§ **WRITTEN INSTRUCTION**
Drop every picture and give the entries back exactly.

A block of data
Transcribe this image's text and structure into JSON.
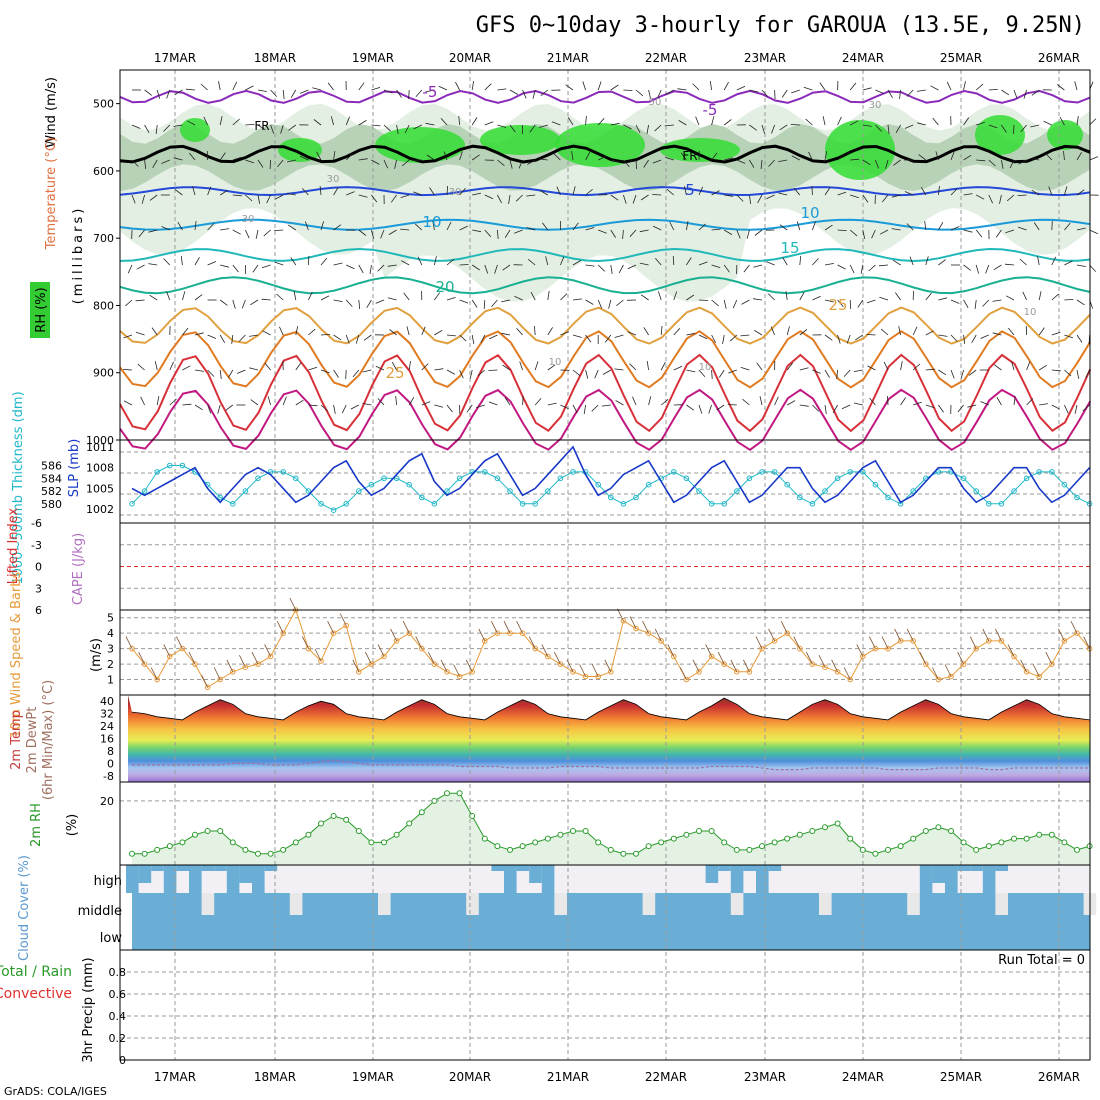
{
  "chart_data": {
    "type": "line",
    "title": "GFS 0~10day 3-hourly for GAROUA (13.5E, 9.25N)",
    "dates": [
      "17MAR",
      "18MAR",
      "19MAR",
      "20MAR",
      "21MAR",
      "22MAR",
      "23MAR",
      "24MAR",
      "25MAR",
      "26MAR"
    ],
    "credit": "GrADS: COLA/IGES",
    "colors": {
      "cloud": "#6aaed6",
      "cloud_bg": "#ececec",
      "rh": "#2a9a2a",
      "thickness": "#20b8c8",
      "slp": "#1838c8",
      "wind": "#e89a3a",
      "dewpt": "#a070a0"
    },
    "panels": {
      "upper": {
        "ylabel": "(millibars)",
        "labels": [
          "RH (%)",
          "Temperature (°C)",
          "Wind (m/s)"
        ],
        "yticks": [
          "500",
          "600",
          "700",
          "800",
          "900",
          "1000"
        ],
        "ylim": [
          1000,
          450
        ],
        "isotherm_labels": [
          "-5",
          "-5",
          "FR",
          "FR",
          "5",
          "10",
          "10",
          "15",
          "20",
          "25",
          "25"
        ],
        "rh_contour_labels": [
          "30",
          "30",
          "30",
          "50",
          "30",
          "10",
          "10",
          "10"
        ]
      },
      "thickness_slp": {
        "ylabel_left": "1000~500mb Thickness (dm)",
        "ylabel_right": "SLP (mb)",
        "thickness_ticks": [
          "586",
          "584",
          "582",
          "580"
        ],
        "slp_ticks": [
          "1011",
          "1008",
          "1005",
          "1002"
        ],
        "thickness": [
          580,
          582,
          585,
          586,
          586,
          585,
          583,
          581,
          580,
          582,
          584,
          585,
          585,
          584,
          582,
          580,
          579,
          580,
          582,
          583,
          584,
          584,
          583,
          581,
          580,
          582,
          584,
          585,
          585,
          584,
          582,
          580,
          580,
          582,
          584,
          585,
          585,
          583,
          581,
          580,
          581,
          583,
          584,
          585,
          584,
          582,
          580,
          580,
          582,
          584,
          585,
          585,
          583,
          581,
          580,
          582,
          584,
          585,
          585,
          583,
          581,
          580,
          582,
          584,
          585,
          585,
          584,
          582,
          580,
          580,
          582,
          584,
          585,
          585,
          583,
          581,
          580
        ],
        "slp": [
          1005,
          1004,
          1005,
          1006,
          1007,
          1008,
          1005,
          1003,
          1005,
          1007,
          1008,
          1007,
          1005,
          1003,
          1004,
          1006,
          1008,
          1009,
          1006,
          1004,
          1005,
          1007,
          1009,
          1010,
          1006,
          1004,
          1005,
          1007,
          1009,
          1010,
          1007,
          1004,
          1005,
          1007,
          1009,
          1011,
          1007,
          1004,
          1005,
          1007,
          1008,
          1009,
          1006,
          1003,
          1004,
          1006,
          1008,
          1009,
          1006,
          1003,
          1004,
          1006,
          1008,
          1008,
          1005,
          1003,
          1004,
          1006,
          1008,
          1009,
          1006,
          1003,
          1004,
          1006,
          1008,
          1008,
          1005,
          1003,
          1004,
          1006,
          1008,
          1008,
          1005,
          1003,
          1004,
          1006,
          1008
        ]
      },
      "cape_li": {
        "ylabel": "CAPE (J/kg)",
        "ylabel2": "Lifted Index",
        "li_ticks": [
          "-6",
          "-3",
          "0",
          "3",
          "6"
        ],
        "li": [
          0
        ]
      },
      "wind10m": {
        "ylabel": "10m Wind Speed & Barbs",
        "unit": "(m/s)",
        "yticks": [
          "5",
          "4",
          "3",
          "2",
          "1"
        ],
        "ylim": [
          0,
          5.5
        ],
        "speed": [
          3,
          2,
          1,
          2.5,
          3,
          2,
          0.5,
          1,
          1.5,
          1.8,
          2,
          2.5,
          4,
          5.5,
          3,
          2.2,
          4,
          4.5,
          1.5,
          2,
          2.5,
          3.5,
          4,
          3,
          2,
          1.5,
          1.2,
          1.5,
          3.5,
          4,
          4,
          4,
          3,
          2.5,
          2,
          1.5,
          1.2,
          1.2,
          1.5,
          4.8,
          4.3,
          4,
          3.5,
          2.5,
          1,
          1.5,
          2.5,
          2,
          1.5,
          1.5,
          3,
          3.5,
          4,
          3,
          2,
          1.8,
          1.5,
          1,
          2.5,
          3,
          3,
          3.5,
          3.5,
          2,
          1,
          1.2,
          2,
          3,
          3.5,
          3.5,
          2.5,
          1.5,
          1.2,
          2,
          3.5,
          4,
          3
        ]
      },
      "temp2m": {
        "ylabel": "2m Temp",
        "ylabel2": "2m DewPt",
        "ylabel3": "(6hr Min/Max) (°C)",
        "yticks": [
          "40",
          "32",
          "24",
          "16",
          "8",
          "0",
          "-8"
        ],
        "ylim": [
          -12,
          44
        ],
        "temp": [
          33,
          32,
          30,
          29,
          28,
          33,
          37,
          41,
          38,
          32,
          30,
          29,
          28,
          33,
          37,
          40,
          38,
          32,
          30,
          29,
          28,
          33,
          37,
          41,
          38,
          32,
          30,
          29,
          28,
          33,
          37,
          41,
          38,
          32,
          30,
          29,
          28,
          33,
          37,
          41,
          38,
          32,
          30,
          29,
          28,
          33,
          37,
          42,
          38,
          32,
          30,
          29,
          28,
          33,
          38,
          41,
          38,
          32,
          30,
          29,
          28,
          33,
          37,
          41,
          38,
          32,
          30,
          29,
          28,
          33,
          37,
          41,
          38,
          32,
          30,
          29,
          28
        ],
        "dewpt": [
          -1,
          -1,
          -1,
          -1,
          -1,
          -1,
          -1,
          -1,
          0,
          0,
          0,
          -1,
          -1,
          -1,
          0,
          1,
          2,
          1,
          0,
          -1,
          -1,
          -1,
          -1,
          -1,
          -1,
          -1,
          -2,
          -2,
          -2,
          -2,
          -3,
          -3,
          -3,
          -3,
          -2,
          -2,
          -2,
          -2,
          -3,
          -3,
          -3,
          -3,
          -3,
          -3,
          -3,
          -3,
          -2,
          -2,
          -2,
          -2,
          -3,
          -4,
          -4,
          -4,
          -3,
          -3,
          -3,
          -3,
          -3,
          -3,
          -4,
          -4,
          -4,
          -4,
          -3,
          -3,
          -3,
          -3,
          -4,
          -4,
          -3,
          -3,
          -3,
          -3,
          -3,
          -3,
          -3
        ]
      },
      "rh2m": {
        "ylabel": "2m RH",
        "unit": "(%)",
        "yticks": [
          "20"
        ],
        "ylim": [
          3,
          25
        ],
        "values": [
          6,
          6,
          7,
          8,
          9,
          11,
          12,
          12,
          9,
          7,
          6,
          6,
          7,
          9,
          11,
          14,
          16,
          15,
          12,
          9,
          9,
          11,
          14,
          17,
          20,
          22,
          22,
          16,
          10,
          8,
          7,
          8,
          9,
          10,
          11,
          12,
          12,
          9,
          7,
          6,
          6,
          8,
          9,
          10,
          11,
          12,
          12,
          9,
          7,
          7,
          8,
          9,
          10,
          11,
          12,
          13,
          14,
          10,
          7,
          6,
          7,
          8,
          10,
          12,
          13,
          12,
          9,
          7,
          8,
          9,
          10,
          10,
          11,
          11,
          9,
          7,
          8
        ]
      },
      "cloud": {
        "ylabel": "Cloud Cover (%)",
        "levels": [
          "high",
          "middle",
          "low"
        ]
      },
      "precip": {
        "ylabel": "3hr Precip (mm)",
        "legend_total": "Total / Rain",
        "legend_convective": "Convective",
        "yticks": [
          "0.8",
          "0.6",
          "0.4",
          "0.2",
          "0"
        ],
        "ylim": [
          0,
          1
        ],
        "run_total": "Run Total = 0",
        "values": [
          0
        ]
      }
    }
  }
}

§ **FINISHED TASK**
Transcribe this image's text and structure into JSON.
{
  "chart_data": {
    "type": "line",
    "title": "GFS 0~10day 3-hourly for GAROUA (13.5E, 9.25N)",
    "dates": [
      "17MAR",
      "18MAR",
      "19MAR",
      "20MAR",
      "21MAR",
      "22MAR",
      "23MAR",
      "24MAR",
      "25MAR",
      "26MAR"
    ],
    "credit": "GrADS: COLA/IGES",
    "colors": {
      "cloud": "#6aaed6",
      "cloud_bg": "#ececec",
      "rh": "#2a9a2a",
      "thickness": "#20b8c8",
      "slp": "#1838c8",
      "wind": "#e89a3a",
      "dewpt": "#a070a0"
    },
    "panels": {
      "upper": {
        "ylabel": "(millibars)",
        "labels": [
          "RH (%)",
          "Temperature (°C)",
          "Wind (m/s)"
        ],
        "yticks": [
          "500",
          "600",
          "700",
          "800",
          "900",
          "1000"
        ],
        "ylim": [
          1000,
          450
        ],
        "isotherm_labels": [
          "-5",
          "-5",
          "FR",
          "FR",
          "5",
          "10",
          "10",
          "15",
          "20",
          "25",
          "25"
        ],
        "rh_contour_labels": [
          "30",
          "30",
          "30",
          "50",
          "30",
          "10",
          "10",
          "10"
        ]
      },
      "thickness_slp": {
        "ylabel_left": "1000~500mb Thickness (dm)",
        "ylabel_right": "SLP (mb)",
        "thickness_ticks": [
          "586",
          "584",
          "582",
          "580"
        ],
        "slp_ticks": [
          "1011",
          "1008",
          "1005",
          "1002"
        ],
        "thickness": [
          580,
          582,
          585,
          586,
          586,
          585,
          583,
          581,
          580,
          582,
          584,
          585,
          585,
          584,
          582,
          580,
          579,
          580,
          582,
          583,
          584,
          584,
          583,
          581,
          580,
          582,
          584,
          585,
          585,
          584,
          582,
          580,
          580,
          582,
          584,
          585,
          585,
          583,
          581,
          580,
          581,
          583,
          584,
          585,
          584,
          582,
          580,
          580,
          582,
          584,
          585,
          585,
          583,
          581,
          580,
          582,
          584,
          585,
          585,
          583,
          581,
          580,
          582,
          584,
          585,
          585,
          584,
          582,
          580,
          580,
          582,
          584,
          585,
          585,
          583,
          581,
          580
        ],
        "slp": [
          1005,
          1004,
          1005,
          1006,
          1007,
          1008,
          1005,
          1003,
          1005,
          1007,
          1008,
          1007,
          1005,
          1003,
          1004,
          1006,
          1008,
          1009,
          1006,
          1004,
          1005,
          1007,
          1009,
          1010,
          1006,
          1004,
          1005,
          1007,
          1009,
          1010,
          1007,
          1004,
          1005,
          1007,
          1009,
          1011,
          1007,
          1004,
          1005,
          1007,
          1008,
          1009,
          1006,
          1003,
          1004,
          1006,
          1008,
          1009,
          1006,
          1003,
          1004,
          1006,
          1008,
          1008,
          1005,
          1003,
          1004,
          1006,
          1008,
          1009,
          1006,
          1003,
          1004,
          1006,
          1008,
          1008,
          1005,
          1003,
          1004,
          1006,
          1008,
          1008,
          1005,
          1003,
          1004,
          1006,
          1008
        ]
      },
      "cape_li": {
        "ylabel": "CAPE (J/kg)",
        "ylabel2": "Lifted Index",
        "li_ticks": [
          "-6",
          "-3",
          "0",
          "3",
          "6"
        ],
        "li": [
          0
        ]
      },
      "wind10m": {
        "ylabel": "10m Wind Speed & Barbs",
        "unit": "(m/s)",
        "yticks": [
          "5",
          "4",
          "3",
          "2",
          "1"
        ],
        "ylim": [
          0,
          5.5
        ],
        "speed": [
          3,
          2,
          1,
          2.5,
          3,
          2,
          0.5,
          1,
          1.5,
          1.8,
          2,
          2.5,
          4,
          5.5,
          3,
          2.2,
          4,
          4.5,
          1.5,
          2,
          2.5,
          3.5,
          4,
          3,
          2,
          1.5,
          1.2,
          1.5,
          3.5,
          4,
          4,
          4,
          3,
          2.5,
          2,
          1.5,
          1.2,
          1.2,
          1.5,
          4.8,
          4.3,
          4,
          3.5,
          2.5,
          1,
          1.5,
          2.5,
          2,
          1.5,
          1.5,
          3,
          3.5,
          4,
          3,
          2,
          1.8,
          1.5,
          1,
          2.5,
          3,
          3,
          3.5,
          3.5,
          2,
          1,
          1.2,
          2,
          3,
          3.5,
          3.5,
          2.5,
          1.5,
          1.2,
          2,
          3.5,
          4,
          3
        ]
      },
      "temp2m": {
        "ylabel": "2m Temp",
        "ylabel2": "2m DewPt",
        "ylabel3": "(6hr Min/Max) (°C)",
        "yticks": [
          "40",
          "32",
          "24",
          "16",
          "8",
          "0",
          "-8"
        ],
        "ylim": [
          -12,
          44
        ],
        "temp": [
          33,
          32,
          30,
          29,
          28,
          33,
          37,
          41,
          38,
          32,
          30,
          29,
          28,
          33,
          37,
          40,
          38,
          32,
          30,
          29,
          28,
          33,
          37,
          41,
          38,
          32,
          30,
          29,
          28,
          33,
          37,
          41,
          38,
          32,
          30,
          29,
          28,
          33,
          37,
          41,
          38,
          32,
          30,
          29,
          28,
          33,
          37,
          42,
          38,
          32,
          30,
          29,
          28,
          33,
          38,
          41,
          38,
          32,
          30,
          29,
          28,
          33,
          37,
          41,
          38,
          32,
          30,
          29,
          28,
          33,
          37,
          41,
          38,
          32,
          30,
          29,
          28
        ],
        "dewpt": [
          -1,
          -1,
          -1,
          -1,
          -1,
          -1,
          -1,
          -1,
          0,
          0,
          0,
          -1,
          -1,
          -1,
          0,
          1,
          2,
          1,
          0,
          -1,
          -1,
          -1,
          -1,
          -1,
          -1,
          -1,
          -2,
          -2,
          -2,
          -2,
          -3,
          -3,
          -3,
          -3,
          -2,
          -2,
          -2,
          -2,
          -3,
          -3,
          -3,
          -3,
          -3,
          -3,
          -3,
          -3,
          -2,
          -2,
          -2,
          -2,
          -3,
          -4,
          -4,
          -4,
          -3,
          -3,
          -3,
          -3,
          -3,
          -3,
          -4,
          -4,
          -4,
          -4,
          -3,
          -3,
          -3,
          -3,
          -4,
          -4,
          -3,
          -3,
          -3,
          -3,
          -3,
          -3,
          -3
        ]
      },
      "rh2m": {
        "ylabel": "2m RH",
        "unit": "(%)",
        "yticks": [
          "20"
        ],
        "ylim": [
          3,
          25
        ],
        "values": [
          6,
          6,
          7,
          8,
          9,
          11,
          12,
          12,
          9,
          7,
          6,
          6,
          7,
          9,
          11,
          14,
          16,
          15,
          12,
          9,
          9,
          11,
          14,
          17,
          20,
          22,
          22,
          16,
          10,
          8,
          7,
          8,
          9,
          10,
          11,
          12,
          12,
          9,
          7,
          6,
          6,
          8,
          9,
          10,
          11,
          12,
          12,
          9,
          7,
          7,
          8,
          9,
          10,
          11,
          12,
          13,
          14,
          10,
          7,
          6,
          7,
          8,
          10,
          12,
          13,
          12,
          9,
          7,
          8,
          9,
          10,
          10,
          11,
          11,
          9,
          7,
          8
        ]
      },
      "cloud": {
        "ylabel": "Cloud Cover (%)",
        "levels": [
          "high",
          "middle",
          "low"
        ]
      },
      "precip": {
        "ylabel": "3hr Precip (mm)",
        "legend_total": "Total / Rain",
        "legend_convective": "Convective",
        "yticks": [
          "0.8",
          "0.6",
          "0.4",
          "0.2",
          "0"
        ],
        "ylim": [
          0,
          1
        ],
        "run_total": "Run Total = 0",
        "values": [
          0
        ]
      }
    }
  }
}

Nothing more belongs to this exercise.